Collection entries:
◆ ◆ ◆ ◆ ◆

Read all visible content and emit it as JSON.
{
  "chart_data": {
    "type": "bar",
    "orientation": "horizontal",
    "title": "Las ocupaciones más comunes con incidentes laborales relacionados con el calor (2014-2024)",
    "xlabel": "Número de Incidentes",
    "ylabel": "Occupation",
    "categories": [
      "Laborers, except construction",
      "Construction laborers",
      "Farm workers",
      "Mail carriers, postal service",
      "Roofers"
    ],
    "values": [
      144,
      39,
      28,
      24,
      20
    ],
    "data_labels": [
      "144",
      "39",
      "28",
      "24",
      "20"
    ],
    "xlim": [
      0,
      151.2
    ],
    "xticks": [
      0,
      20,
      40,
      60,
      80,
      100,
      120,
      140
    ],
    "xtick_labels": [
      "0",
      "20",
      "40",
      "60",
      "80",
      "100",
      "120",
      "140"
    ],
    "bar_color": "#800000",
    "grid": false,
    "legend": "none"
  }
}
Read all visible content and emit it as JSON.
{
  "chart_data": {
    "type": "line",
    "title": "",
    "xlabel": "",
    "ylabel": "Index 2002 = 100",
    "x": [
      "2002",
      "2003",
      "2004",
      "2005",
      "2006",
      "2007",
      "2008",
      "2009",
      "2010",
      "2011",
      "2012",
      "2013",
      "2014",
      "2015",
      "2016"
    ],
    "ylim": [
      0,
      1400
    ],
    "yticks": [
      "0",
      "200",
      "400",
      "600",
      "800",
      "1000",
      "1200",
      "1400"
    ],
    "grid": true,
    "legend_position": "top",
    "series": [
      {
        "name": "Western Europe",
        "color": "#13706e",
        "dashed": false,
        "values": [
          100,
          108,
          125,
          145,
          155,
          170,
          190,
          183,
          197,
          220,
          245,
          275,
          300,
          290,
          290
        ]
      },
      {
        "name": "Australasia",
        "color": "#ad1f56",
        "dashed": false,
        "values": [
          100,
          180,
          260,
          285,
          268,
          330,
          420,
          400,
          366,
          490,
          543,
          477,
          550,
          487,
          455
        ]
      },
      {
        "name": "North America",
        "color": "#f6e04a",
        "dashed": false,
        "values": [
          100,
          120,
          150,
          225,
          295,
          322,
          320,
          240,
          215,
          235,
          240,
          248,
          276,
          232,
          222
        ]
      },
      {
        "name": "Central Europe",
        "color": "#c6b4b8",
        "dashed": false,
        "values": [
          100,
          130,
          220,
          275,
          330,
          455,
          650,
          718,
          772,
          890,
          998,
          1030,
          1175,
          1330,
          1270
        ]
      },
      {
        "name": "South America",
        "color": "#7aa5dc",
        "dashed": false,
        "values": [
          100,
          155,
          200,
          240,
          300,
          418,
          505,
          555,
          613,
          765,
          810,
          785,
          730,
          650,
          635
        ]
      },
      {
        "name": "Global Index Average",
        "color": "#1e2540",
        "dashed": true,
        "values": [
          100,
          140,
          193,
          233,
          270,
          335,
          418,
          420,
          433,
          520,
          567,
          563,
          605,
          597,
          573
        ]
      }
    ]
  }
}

◆ ◆ ◆ ◆ ◆

> Description of the task: Using the listing above, reproduce each line without omission.

> Final result:
Read all visible content and emit it as JSON.
{
  "chart_data": {
    "type": "bar",
    "orientation": "horizontal",
    "title": "Las ocupaciones más comunes con incidentes laborales relacionados con el calor (2014-2024)",
    "xlabel": "Número de Incidentes",
    "ylabel": "Occupation",
    "categories": [
      "Laborers, except construction",
      "Construction laborers",
      "Farm workers",
      "Mail carriers, postal service",
      "Roofers"
    ],
    "values": [
      144,
      39,
      28,
      24,
      20
    ],
    "data_labels": [
      "144",
      "39",
      "28",
      "24",
      "20"
    ],
    "xlim": [
      0,
      151.2
    ],
    "xticks": [
      0,
      20,
      40,
      60,
      80,
      100,
      120,
      140
    ],
    "xtick_labels": [
      "0",
      "20",
      "40",
      "60",
      "80",
      "100",
      "120",
      "140"
    ],
    "bar_color": "#800000",
    "grid": false,
    "legend": "none"
  }
}
Read all visible content and emit it as JSON.
{
  "chart_data": {
    "type": "line",
    "title": "",
    "xlabel": "",
    "ylabel": "Index 2002 = 100",
    "x": [
      "2002",
      "2003",
      "2004",
      "2005",
      "2006",
      "2007",
      "2008",
      "2009",
      "2010",
      "2011",
      "2012",
      "2013",
      "2014",
      "2015",
      "2016"
    ],
    "ylim": [
      0,
      1400
    ],
    "yticks": [
      "0",
      "200",
      "400",
      "600",
      "800",
      "1000",
      "1200",
      "1400"
    ],
    "grid": true,
    "legend_position": "top",
    "series": [
      {
        "name": "Western Europe",
        "color": "#13706e",
        "dashed": false,
        "values": [
          100,
          108,
          125,
          145,
          155,
          170,
          190,
          183,
          197,
          220,
          245,
          275,
          300,
          290,
          290
        ]
      },
      {
        "name": "Australasia",
        "color": "#ad1f56",
        "dashed": false,
        "values": [
          100,
          180,
          260,
          285,
          268,
          330,
          420,
          400,
          366,
          490,
          543,
          477,
          550,
          487,
          455
        ]
      },
      {
        "name": "North America",
        "color": "#f6e04a",
        "dashed": false,
        "values": [
          100,
          120,
          150,
          225,
          295,
          322,
          320,
          240,
          215,
          235,
          240,
          248,
          276,
          232,
          222
        ]
      },
      {
        "name": "Central Europe",
        "color": "#c6b4b8",
        "dashed": false,
        "values": [
          100,
          130,
          220,
          275,
          330,
          455,
          650,
          718,
          772,
          890,
          998,
          1030,
          1175,
          1330,
          1270
        ]
      },
      {
        "name": "South America",
        "color": "#7aa5dc",
        "dashed": false,
        "values": [
          100,
          155,
          200,
          240,
          300,
          418,
          505,
          555,
          613,
          765,
          810,
          785,
          730,
          650,
          635
        ]
      },
      {
        "name": "Global Index Average",
        "color": "#1e2540",
        "dashed": true,
        "values": [
          100,
          140,
          193,
          233,
          270,
          335,
          418,
          420,
          433,
          520,
          567,
          563,
          605,
          597,
          573
        ]
      }
    ]
  }
}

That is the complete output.